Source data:
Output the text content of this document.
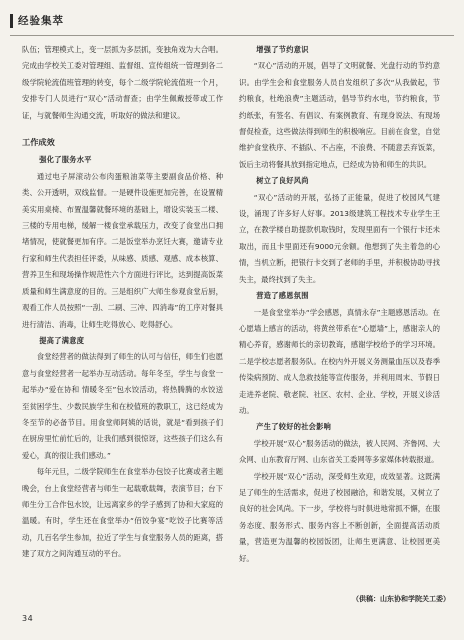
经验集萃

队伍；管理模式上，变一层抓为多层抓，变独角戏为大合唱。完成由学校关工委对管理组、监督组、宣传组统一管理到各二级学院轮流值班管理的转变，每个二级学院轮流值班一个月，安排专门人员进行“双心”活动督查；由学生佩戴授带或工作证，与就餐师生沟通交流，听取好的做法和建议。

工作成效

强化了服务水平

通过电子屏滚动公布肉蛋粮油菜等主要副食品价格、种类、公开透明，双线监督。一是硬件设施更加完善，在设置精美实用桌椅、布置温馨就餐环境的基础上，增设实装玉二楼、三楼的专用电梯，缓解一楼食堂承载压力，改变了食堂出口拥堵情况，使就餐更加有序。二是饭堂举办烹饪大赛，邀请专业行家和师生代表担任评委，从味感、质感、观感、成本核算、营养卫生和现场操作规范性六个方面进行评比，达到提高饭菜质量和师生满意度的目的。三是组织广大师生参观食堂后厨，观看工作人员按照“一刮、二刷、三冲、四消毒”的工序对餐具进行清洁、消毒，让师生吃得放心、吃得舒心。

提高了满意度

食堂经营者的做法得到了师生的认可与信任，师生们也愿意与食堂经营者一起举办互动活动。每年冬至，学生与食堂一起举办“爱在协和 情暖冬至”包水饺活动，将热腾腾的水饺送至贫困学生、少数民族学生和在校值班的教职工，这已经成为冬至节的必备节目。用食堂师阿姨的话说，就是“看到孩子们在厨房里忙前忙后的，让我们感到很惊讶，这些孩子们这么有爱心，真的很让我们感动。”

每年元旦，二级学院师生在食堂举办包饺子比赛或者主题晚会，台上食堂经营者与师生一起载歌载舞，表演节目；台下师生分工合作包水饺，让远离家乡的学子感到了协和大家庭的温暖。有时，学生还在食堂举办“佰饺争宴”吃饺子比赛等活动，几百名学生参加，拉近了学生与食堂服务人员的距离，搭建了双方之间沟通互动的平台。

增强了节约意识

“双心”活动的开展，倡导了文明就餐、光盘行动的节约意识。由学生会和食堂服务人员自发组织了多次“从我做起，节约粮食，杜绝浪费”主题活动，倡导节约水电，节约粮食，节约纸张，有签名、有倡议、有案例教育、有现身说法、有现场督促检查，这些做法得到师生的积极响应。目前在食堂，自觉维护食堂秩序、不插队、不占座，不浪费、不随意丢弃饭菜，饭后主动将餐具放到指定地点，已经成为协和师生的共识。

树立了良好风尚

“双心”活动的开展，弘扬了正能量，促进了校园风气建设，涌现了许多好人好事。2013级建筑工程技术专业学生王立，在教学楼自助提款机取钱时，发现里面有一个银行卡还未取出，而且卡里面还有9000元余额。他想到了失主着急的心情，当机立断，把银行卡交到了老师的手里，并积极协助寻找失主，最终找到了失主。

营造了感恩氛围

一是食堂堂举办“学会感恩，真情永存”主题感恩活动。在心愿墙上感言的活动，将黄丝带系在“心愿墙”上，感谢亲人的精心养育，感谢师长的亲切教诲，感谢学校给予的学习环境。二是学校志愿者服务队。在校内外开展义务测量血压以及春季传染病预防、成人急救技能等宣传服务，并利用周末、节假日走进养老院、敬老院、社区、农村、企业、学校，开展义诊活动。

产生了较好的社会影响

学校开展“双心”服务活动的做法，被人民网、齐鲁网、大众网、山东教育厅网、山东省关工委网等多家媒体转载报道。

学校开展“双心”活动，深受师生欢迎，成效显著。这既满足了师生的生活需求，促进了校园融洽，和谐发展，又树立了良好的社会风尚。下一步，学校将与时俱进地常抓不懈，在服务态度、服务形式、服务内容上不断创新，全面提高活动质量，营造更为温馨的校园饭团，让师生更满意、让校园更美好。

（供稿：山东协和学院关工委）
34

== Directive ==
Look above for every line with the word "学校开展" and copy it.

== Written answer ==
学校开展“双心”服务活动的做法，被人民网、齐鲁网、大众网、山东教育厅网、山东省关工委网等多家媒体转载报道。
学校开展“双心”活动，深受师生欢迎，成效显著。这既满足了师生的生活需求，促进了校园融洽，和谐发展，又树立了良好的社会风尚。下一步，学校将与时俱进地常抓不懈，在服务态度、服务形式、服务内容上不断创新，全面提高活动质量，营造更为温馨的校园饭团，让师生更满意、让校园更美好。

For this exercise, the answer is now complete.